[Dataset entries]
────
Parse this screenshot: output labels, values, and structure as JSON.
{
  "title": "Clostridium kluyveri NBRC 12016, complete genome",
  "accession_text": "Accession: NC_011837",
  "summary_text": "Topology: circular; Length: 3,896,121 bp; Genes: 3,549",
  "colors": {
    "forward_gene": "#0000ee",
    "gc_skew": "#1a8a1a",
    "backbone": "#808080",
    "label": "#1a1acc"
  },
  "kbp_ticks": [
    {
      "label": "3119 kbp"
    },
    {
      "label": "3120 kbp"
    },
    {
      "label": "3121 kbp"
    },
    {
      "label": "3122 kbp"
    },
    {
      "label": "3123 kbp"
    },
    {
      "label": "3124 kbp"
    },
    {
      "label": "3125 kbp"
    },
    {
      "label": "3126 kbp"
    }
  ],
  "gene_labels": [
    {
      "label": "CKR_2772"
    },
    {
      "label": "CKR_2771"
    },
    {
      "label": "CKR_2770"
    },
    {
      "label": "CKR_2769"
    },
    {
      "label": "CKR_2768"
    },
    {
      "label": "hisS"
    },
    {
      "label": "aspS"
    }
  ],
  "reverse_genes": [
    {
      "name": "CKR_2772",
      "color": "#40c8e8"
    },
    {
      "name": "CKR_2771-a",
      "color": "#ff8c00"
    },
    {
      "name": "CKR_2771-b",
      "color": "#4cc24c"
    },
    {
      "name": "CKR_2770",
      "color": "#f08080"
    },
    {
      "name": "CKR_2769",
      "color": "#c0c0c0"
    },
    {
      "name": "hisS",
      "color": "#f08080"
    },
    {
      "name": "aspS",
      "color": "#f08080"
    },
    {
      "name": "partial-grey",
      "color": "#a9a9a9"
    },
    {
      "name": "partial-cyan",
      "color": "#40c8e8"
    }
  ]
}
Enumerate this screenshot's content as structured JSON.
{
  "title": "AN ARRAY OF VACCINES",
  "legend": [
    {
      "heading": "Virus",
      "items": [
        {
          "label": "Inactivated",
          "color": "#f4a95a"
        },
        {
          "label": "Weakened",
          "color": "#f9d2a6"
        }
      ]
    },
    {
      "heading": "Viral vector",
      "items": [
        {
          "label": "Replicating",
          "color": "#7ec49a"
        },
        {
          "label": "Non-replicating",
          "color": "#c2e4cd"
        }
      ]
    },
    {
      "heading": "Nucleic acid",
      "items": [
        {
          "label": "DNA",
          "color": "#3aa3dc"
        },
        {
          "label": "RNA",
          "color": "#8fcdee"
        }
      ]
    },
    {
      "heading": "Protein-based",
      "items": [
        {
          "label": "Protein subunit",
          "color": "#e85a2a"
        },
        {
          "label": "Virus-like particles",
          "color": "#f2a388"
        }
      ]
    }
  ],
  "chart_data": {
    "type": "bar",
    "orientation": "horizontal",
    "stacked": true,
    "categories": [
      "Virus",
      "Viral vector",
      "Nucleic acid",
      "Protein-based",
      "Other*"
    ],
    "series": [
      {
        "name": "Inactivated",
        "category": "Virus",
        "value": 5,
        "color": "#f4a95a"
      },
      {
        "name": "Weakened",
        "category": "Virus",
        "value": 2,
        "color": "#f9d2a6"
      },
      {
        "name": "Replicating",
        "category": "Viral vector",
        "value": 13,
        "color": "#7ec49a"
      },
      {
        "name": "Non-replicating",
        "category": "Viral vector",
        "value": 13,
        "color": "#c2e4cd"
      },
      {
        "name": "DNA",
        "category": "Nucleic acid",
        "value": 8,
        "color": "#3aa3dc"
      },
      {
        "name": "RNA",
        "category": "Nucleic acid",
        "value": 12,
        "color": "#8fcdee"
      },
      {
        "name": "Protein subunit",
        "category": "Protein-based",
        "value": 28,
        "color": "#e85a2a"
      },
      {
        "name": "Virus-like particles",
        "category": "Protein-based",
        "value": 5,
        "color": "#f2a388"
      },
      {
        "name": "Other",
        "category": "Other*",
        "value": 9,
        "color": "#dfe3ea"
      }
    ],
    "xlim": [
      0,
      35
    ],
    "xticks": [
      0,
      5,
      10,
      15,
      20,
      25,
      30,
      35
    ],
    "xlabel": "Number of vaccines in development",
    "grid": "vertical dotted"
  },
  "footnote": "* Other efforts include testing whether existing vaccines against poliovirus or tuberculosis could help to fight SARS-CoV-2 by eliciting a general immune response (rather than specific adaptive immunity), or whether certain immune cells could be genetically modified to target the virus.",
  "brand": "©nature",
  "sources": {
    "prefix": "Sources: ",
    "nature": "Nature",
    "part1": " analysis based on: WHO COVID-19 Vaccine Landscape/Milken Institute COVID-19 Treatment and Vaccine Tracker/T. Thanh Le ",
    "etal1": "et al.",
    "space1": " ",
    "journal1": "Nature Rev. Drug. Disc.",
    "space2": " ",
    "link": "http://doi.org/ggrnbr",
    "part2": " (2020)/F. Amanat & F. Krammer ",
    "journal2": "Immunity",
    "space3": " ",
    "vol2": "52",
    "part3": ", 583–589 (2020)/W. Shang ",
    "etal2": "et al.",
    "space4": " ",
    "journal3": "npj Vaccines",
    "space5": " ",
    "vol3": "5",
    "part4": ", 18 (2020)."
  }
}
────
**Work order**
Search the entries above for the string "heading". Copy each line in which it appears.

**Output for this exercise**
      "heading": "Virus",
      "heading": "Viral vector",
      "heading": "Nucleic acid",
      "heading": "Protein-based",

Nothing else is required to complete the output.